Start DATA

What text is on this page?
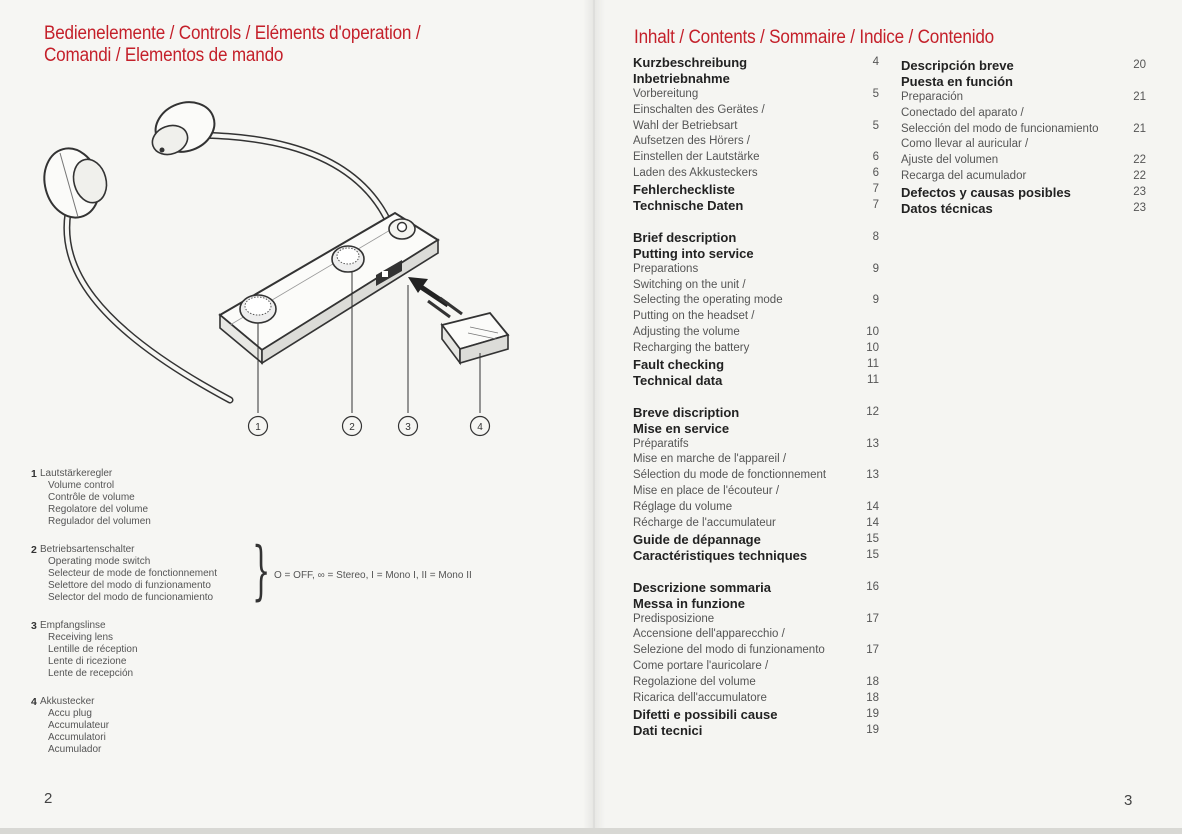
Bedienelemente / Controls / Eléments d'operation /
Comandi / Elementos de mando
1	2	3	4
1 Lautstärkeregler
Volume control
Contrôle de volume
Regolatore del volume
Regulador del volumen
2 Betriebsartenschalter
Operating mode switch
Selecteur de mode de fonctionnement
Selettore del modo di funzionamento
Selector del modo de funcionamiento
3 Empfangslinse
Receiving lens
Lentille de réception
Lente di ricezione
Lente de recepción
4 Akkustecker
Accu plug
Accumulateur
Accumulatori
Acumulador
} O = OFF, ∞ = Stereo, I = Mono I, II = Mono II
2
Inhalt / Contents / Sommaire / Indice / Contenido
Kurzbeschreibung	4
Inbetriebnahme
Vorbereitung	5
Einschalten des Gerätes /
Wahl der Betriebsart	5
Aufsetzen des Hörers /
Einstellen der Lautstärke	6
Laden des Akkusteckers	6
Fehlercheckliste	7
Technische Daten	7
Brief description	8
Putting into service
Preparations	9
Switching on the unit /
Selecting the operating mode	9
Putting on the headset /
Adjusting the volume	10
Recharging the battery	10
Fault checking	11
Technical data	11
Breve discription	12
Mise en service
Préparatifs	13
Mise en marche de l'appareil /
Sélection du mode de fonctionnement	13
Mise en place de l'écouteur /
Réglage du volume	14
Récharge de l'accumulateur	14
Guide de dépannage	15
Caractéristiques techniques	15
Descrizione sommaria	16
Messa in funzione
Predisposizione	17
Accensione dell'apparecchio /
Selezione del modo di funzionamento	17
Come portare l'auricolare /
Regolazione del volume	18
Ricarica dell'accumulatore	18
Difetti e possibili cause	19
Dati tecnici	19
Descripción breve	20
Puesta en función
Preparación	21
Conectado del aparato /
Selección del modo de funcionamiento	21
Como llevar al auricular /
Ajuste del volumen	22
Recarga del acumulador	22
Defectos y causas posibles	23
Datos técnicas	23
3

End DATA

Return the listing above word for word, with the pictures removed.

COMPLETED TASK:
What text is on this page?
Bedienelemente / Controls / Eléments d'operation /
Comandi / Elementos de mando
1	2	3	4
1 Lautstärkeregler
Volume control
Contrôle de volume
Regolatore del volume
Regulador del volumen
2 Betriebsartenschalter
Operating mode switch
Selecteur de mode de fonctionnement
Selettore del modo di funzionamento
Selector del modo de funcionamiento
3 Empfangslinse
Receiving lens
Lentille de réception
Lente di ricezione
Lente de recepción
4 Akkustecker
Accu plug
Accumulateur
Accumulatori
Acumulador
} O = OFF, ∞ = Stereo, I = Mono I, II = Mono II
2
Inhalt / Contents / Sommaire / Indice / Contenido
Kurzbeschreibung	4
Inbetriebnahme
Vorbereitung	5
Einschalten des Gerätes /
Wahl der Betriebsart	5
Aufsetzen des Hörers /
Einstellen der Lautstärke	6
Laden des Akkusteckers	6
Fehlercheckliste	7
Technische Daten	7
Brief description	8
Putting into service
Preparations	9
Switching on the unit /
Selecting the operating mode	9
Putting on the headset /
Adjusting the volume	10
Recharging the battery	10
Fault checking	11
Technical data	11
Breve discription	12
Mise en service
Préparatifs	13
Mise en marche de l'appareil /
Sélection du mode de fonctionnement	13
Mise en place de l'écouteur /
Réglage du volume	14
Récharge de l'accumulateur	14
Guide de dépannage	15
Caractéristiques techniques	15
Descrizione sommaria	16
Messa in funzione
Predisposizione	17
Accensione dell'apparecchio /
Selezione del modo di funzionamento	17
Come portare l'auricolare /
Regolazione del volume	18
Ricarica dell'accumulatore	18
Difetti e possibili cause	19
Dati tecnici	19
Descripción breve	20
Puesta en función
Preparación	21
Conectado del aparato /
Selección del modo de funcionamiento	21
Como llevar al auricular /
Ajuste del volumen	22
Recarga del acumulador	22
Defectos y causas posibles	23
Datos técnicas	23
3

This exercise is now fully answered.